RECORDS SHOWN:

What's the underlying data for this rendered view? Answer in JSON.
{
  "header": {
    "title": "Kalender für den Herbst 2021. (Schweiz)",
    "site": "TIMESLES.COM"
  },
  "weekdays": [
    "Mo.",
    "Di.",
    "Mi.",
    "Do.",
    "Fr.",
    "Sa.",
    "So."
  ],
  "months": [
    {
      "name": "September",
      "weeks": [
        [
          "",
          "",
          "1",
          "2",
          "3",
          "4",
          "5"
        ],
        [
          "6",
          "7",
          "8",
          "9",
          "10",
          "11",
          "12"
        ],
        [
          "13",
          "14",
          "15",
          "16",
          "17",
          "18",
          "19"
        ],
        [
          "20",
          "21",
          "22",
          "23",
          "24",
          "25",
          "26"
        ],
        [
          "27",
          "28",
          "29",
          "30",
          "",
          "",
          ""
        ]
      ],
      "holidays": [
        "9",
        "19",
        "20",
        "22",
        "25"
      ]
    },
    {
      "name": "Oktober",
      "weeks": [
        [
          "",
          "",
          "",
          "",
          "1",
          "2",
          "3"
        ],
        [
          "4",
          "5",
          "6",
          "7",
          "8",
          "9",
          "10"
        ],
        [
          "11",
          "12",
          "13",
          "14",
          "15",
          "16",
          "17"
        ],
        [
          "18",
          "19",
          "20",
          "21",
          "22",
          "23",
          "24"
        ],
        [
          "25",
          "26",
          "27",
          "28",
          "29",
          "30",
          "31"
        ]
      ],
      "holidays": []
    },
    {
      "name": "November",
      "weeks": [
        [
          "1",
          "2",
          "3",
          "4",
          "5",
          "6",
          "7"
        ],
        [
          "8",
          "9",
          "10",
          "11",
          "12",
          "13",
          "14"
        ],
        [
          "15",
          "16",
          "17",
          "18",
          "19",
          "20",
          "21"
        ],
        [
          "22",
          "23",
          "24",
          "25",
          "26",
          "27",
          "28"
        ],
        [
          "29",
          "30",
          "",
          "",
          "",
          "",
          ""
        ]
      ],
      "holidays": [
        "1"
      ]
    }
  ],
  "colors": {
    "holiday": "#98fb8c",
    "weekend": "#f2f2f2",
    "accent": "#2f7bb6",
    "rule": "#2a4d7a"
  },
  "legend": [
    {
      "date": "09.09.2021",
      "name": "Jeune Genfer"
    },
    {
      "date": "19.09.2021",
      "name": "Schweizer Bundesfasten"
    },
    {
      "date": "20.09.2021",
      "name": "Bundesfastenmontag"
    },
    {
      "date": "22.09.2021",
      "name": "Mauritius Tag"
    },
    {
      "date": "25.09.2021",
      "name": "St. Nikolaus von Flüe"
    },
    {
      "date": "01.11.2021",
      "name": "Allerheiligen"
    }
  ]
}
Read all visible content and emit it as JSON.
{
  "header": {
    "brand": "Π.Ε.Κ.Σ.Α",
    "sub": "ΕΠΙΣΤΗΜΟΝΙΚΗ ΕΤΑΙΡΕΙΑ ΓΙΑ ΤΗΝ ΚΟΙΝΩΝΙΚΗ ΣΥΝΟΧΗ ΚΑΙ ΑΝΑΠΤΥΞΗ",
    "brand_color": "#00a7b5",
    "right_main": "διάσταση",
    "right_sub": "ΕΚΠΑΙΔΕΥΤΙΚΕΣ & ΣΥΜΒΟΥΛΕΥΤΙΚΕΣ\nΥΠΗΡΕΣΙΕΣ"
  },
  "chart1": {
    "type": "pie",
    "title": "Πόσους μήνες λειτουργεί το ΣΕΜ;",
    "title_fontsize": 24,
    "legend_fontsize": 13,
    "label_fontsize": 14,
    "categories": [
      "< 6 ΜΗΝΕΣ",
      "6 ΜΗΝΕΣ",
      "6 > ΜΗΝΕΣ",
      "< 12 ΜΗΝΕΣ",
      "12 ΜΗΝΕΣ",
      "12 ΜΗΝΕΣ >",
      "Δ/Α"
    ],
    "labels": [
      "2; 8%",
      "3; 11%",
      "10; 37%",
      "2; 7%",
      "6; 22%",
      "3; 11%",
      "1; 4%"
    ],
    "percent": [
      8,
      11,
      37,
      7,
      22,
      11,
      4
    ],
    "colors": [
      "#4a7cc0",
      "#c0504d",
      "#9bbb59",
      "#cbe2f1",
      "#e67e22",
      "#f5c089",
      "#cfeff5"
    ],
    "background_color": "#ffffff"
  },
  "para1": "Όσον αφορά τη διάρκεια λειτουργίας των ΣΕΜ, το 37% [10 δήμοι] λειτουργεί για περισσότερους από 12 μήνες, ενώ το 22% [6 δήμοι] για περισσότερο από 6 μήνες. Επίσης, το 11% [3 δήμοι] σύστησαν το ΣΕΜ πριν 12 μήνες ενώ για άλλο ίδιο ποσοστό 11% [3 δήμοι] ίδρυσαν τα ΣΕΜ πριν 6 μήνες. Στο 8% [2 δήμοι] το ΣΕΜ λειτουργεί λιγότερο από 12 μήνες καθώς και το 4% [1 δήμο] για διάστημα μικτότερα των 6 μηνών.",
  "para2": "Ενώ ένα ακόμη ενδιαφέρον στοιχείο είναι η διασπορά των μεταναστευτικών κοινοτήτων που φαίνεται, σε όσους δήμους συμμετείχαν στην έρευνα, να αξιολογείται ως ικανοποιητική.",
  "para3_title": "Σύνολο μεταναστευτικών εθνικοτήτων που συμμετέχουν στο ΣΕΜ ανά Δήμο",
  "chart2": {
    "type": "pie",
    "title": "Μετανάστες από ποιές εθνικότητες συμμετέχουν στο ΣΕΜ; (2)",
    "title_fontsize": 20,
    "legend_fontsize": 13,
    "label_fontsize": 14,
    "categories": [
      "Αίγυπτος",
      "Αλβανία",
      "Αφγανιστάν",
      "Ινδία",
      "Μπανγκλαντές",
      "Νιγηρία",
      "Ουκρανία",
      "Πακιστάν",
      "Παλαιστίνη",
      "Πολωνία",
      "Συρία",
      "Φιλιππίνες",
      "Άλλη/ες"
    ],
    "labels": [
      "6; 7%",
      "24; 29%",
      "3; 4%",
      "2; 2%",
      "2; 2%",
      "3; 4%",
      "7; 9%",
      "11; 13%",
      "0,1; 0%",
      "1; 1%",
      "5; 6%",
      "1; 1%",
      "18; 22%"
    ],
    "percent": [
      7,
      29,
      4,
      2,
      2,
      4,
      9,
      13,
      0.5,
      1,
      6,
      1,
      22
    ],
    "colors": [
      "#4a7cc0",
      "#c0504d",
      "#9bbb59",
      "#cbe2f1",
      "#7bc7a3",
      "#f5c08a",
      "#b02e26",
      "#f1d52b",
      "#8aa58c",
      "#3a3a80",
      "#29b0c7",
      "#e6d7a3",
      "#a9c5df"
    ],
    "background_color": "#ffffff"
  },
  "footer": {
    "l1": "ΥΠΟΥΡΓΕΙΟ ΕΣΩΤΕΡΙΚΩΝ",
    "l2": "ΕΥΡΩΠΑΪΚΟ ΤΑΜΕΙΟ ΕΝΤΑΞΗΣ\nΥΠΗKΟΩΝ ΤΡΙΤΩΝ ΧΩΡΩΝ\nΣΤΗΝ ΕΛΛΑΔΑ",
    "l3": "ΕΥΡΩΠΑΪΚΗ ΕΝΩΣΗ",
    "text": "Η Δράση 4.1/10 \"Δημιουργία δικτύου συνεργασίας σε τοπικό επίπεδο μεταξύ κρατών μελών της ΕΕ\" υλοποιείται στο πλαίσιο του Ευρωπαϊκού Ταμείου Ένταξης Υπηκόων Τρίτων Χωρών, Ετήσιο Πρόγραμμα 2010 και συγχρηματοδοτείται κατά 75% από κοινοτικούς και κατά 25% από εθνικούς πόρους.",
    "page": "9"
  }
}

EXERCISE: The records above need to be transcribed in full. Keep every character unchanged.

OUTPUT:
What's the underlying data for this rendered view? Answer in JSON.
{
  "header": {
    "title": "Kalender für den Herbst 2021. (Schweiz)",
    "site": "TIMESLES.COM"
  },
  "weekdays": [
    "Mo.",
    "Di.",
    "Mi.",
    "Do.",
    "Fr.",
    "Sa.",
    "So."
  ],
  "months": [
    {
      "name": "September",
      "weeks": [
        [
          "",
          "",
          "1",
          "2",
          "3",
          "4",
          "5"
        ],
        [
          "6",
          "7",
          "8",
          "9",
          "10",
          "11",
          "12"
        ],
        [
          "13",
          "14",
          "15",
          "16",
          "17",
          "18",
          "19"
        ],
        [
          "20",
          "21",
          "22",
          "23",
          "24",
          "25",
          "26"
        ],
        [
          "27",
          "28",
          "29",
          "30",
          "",
          "",
          ""
        ]
      ],
      "holidays": [
        "9",
        "19",
        "20",
        "22",
        "25"
      ]
    },
    {
      "name": "Oktober",
      "weeks": [
        [
          "",
          "",
          "",
          "",
          "1",
          "2",
          "3"
        ],
        [
          "4",
          "5",
          "6",
          "7",
          "8",
          "9",
          "10"
        ],
        [
          "11",
          "12",
          "13",
          "14",
          "15",
          "16",
          "17"
        ],
        [
          "18",
          "19",
          "20",
          "21",
          "22",
          "23",
          "24"
        ],
        [
          "25",
          "26",
          "27",
          "28",
          "29",
          "30",
          "31"
        ]
      ],
      "holidays": []
    },
    {
      "name": "November",
      "weeks": [
        [
          "1",
          "2",
          "3",
          "4",
          "5",
          "6",
          "7"
        ],
        [
          "8",
          "9",
          "10",
          "11",
          "12",
          "13",
          "14"
        ],
        [
          "15",
          "16",
          "17",
          "18",
          "19",
          "20",
          "21"
        ],
        [
          "22",
          "23",
          "24",
          "25",
          "26",
          "27",
          "28"
        ],
        [
          "29",
          "30",
          "",
          "",
          "",
          "",
          ""
        ]
      ],
      "holidays": [
        "1"
      ]
    }
  ],
  "colors": {
    "holiday": "#98fb8c",
    "weekend": "#f2f2f2",
    "accent": "#2f7bb6",
    "rule": "#2a4d7a"
  },
  "legend": [
    {
      "date": "09.09.2021",
      "name": "Jeune Genfer"
    },
    {
      "date": "19.09.2021",
      "name": "Schweizer Bundesfasten"
    },
    {
      "date": "20.09.2021",
      "name": "Bundesfastenmontag"
    },
    {
      "date": "22.09.2021",
      "name": "Mauritius Tag"
    },
    {
      "date": "25.09.2021",
      "name": "St. Nikolaus von Flüe"
    },
    {
      "date": "01.11.2021",
      "name": "Allerheiligen"
    }
  ]
}
Read all visible content and emit it as JSON.
{
  "header": {
    "brand": "Π.Ε.Κ.Σ.Α",
    "sub": "ΕΠΙΣΤΗΜΟΝΙΚΗ ΕΤΑΙΡΕΙΑ ΓΙΑ ΤΗΝ ΚΟΙΝΩΝΙΚΗ ΣΥΝΟΧΗ ΚΑΙ ΑΝΑΠΤΥΞΗ",
    "brand_color": "#00a7b5",
    "right_main": "διάσταση",
    "right_sub": "ΕΚΠΑΙΔΕΥΤΙΚΕΣ & ΣΥΜΒΟΥΛΕΥΤΙΚΕΣ\nΥΠΗΡΕΣΙΕΣ"
  },
  "chart1": {
    "type": "pie",
    "title": "Πόσους μήνες λειτουργεί το ΣΕΜ;",
    "title_fontsize": 24,
    "legend_fontsize": 13,
    "label_fontsize": 14,
    "categories": [
      "< 6 ΜΗΝΕΣ",
      "6 ΜΗΝΕΣ",
      "6 > ΜΗΝΕΣ",
      "< 12 ΜΗΝΕΣ",
      "12 ΜΗΝΕΣ",
      "12 ΜΗΝΕΣ >",
      "Δ/Α"
    ],
    "labels": [
      "2; 8%",
      "3; 11%",
      "10; 37%",
      "2; 7%",
      "6; 22%",
      "3; 11%",
      "1; 4%"
    ],
    "percent": [
      8,
      11,
      37,
      7,
      22,
      11,
      4
    ],
    "colors": [
      "#4a7cc0",
      "#c0504d",
      "#9bbb59",
      "#cbe2f1",
      "#e67e22",
      "#f5c089",
      "#cfeff5"
    ],
    "background_color": "#ffffff"
  },
  "para1": "Όσον αφορά τη διάρκεια λειτουργίας των ΣΕΜ, το 37% [10 δήμοι] λειτουργεί για περισσότερους από 12 μήνες, ενώ το 22% [6 δήμοι] για περισσότερο από 6 μήνες. Επίσης, το 11% [3 δήμοι] σύστησαν το ΣΕΜ πριν 12 μήνες ενώ για άλλο ίδιο ποσοστό 11% [3 δήμοι] ίδρυσαν τα ΣΕΜ πριν 6 μήνες. Στο 8% [2 δήμοι] το ΣΕΜ λειτουργεί λιγότερο από 12 μήνες καθώς και το 4% [1 δήμο] για διάστημα μικτότερα των 6 μηνών.",
  "para2": "Ενώ ένα ακόμη ενδιαφέρον στοιχείο είναι η διασπορά των μεταναστευτικών κοινοτήτων που φαίνεται, σε όσους δήμους συμμετείχαν στην έρευνα, να αξιολογείται ως ικανοποιητική.",
  "para3_title": "Σύνολο μεταναστευτικών εθνικοτήτων που συμμετέχουν στο ΣΕΜ ανά Δήμο",
  "chart2": {
    "type": "pie",
    "title": "Μετανάστες από ποιές εθνικότητες συμμετέχουν στο ΣΕΜ; (2)",
    "title_fontsize": 20,
    "legend_fontsize": 13,
    "label_fontsize": 14,
    "categories": [
      "Αίγυπτος",
      "Αλβανία",
      "Αφγανιστάν",
      "Ινδία",
      "Μπανγκλαντές",
      "Νιγηρία",
      "Ουκρανία",
      "Πακιστάν",
      "Παλαιστίνη",
      "Πολωνία",
      "Συρία",
      "Φιλιππίνες",
      "Άλλη/ες"
    ],
    "labels": [
      "6; 7%",
      "24; 29%",
      "3; 4%",
      "2; 2%",
      "2; 2%",
      "3; 4%",
      "7; 9%",
      "11; 13%",
      "0,1; 0%",
      "1; 1%",
      "5; 6%",
      "1; 1%",
      "18; 22%"
    ],
    "percent": [
      7,
      29,
      4,
      2,
      2,
      4,
      9,
      13,
      0.5,
      1,
      6,
      1,
      22
    ],
    "colors": [
      "#4a7cc0",
      "#c0504d",
      "#9bbb59",
      "#cbe2f1",
      "#7bc7a3",
      "#f5c08a",
      "#b02e26",
      "#f1d52b",
      "#8aa58c",
      "#3a3a80",
      "#29b0c7",
      "#e6d7a3",
      "#a9c5df"
    ],
    "background_color": "#ffffff"
  },
  "footer": {
    "l1": "ΥΠΟΥΡΓΕΙΟ ΕΣΩΤΕΡΙΚΩΝ",
    "l2": "ΕΥΡΩΠΑΪΚΟ ΤΑΜΕΙΟ ΕΝΤΑΞΗΣ\nΥΠΗKΟΩΝ ΤΡΙΤΩΝ ΧΩΡΩΝ\nΣΤΗΝ ΕΛΛΑΔΑ",
    "l3": "ΕΥΡΩΠΑΪΚΗ ΕΝΩΣΗ",
    "text": "Η Δράση 4.1/10 \"Δημιουργία δικτύου συνεργασίας σε τοπικό επίπεδο μεταξύ κρατών μελών της ΕΕ\" υλοποιείται στο πλαίσιο του Ευρωπαϊκού Ταμείου Ένταξης Υπηκόων Τρίτων Χωρών, Ετήσιο Πρόγραμμα 2010 και συγχρηματοδοτείται κατά 75% από κοινοτικούς και κατά 25% από εθνικούς πόρους.",
    "page": "9"
  }
}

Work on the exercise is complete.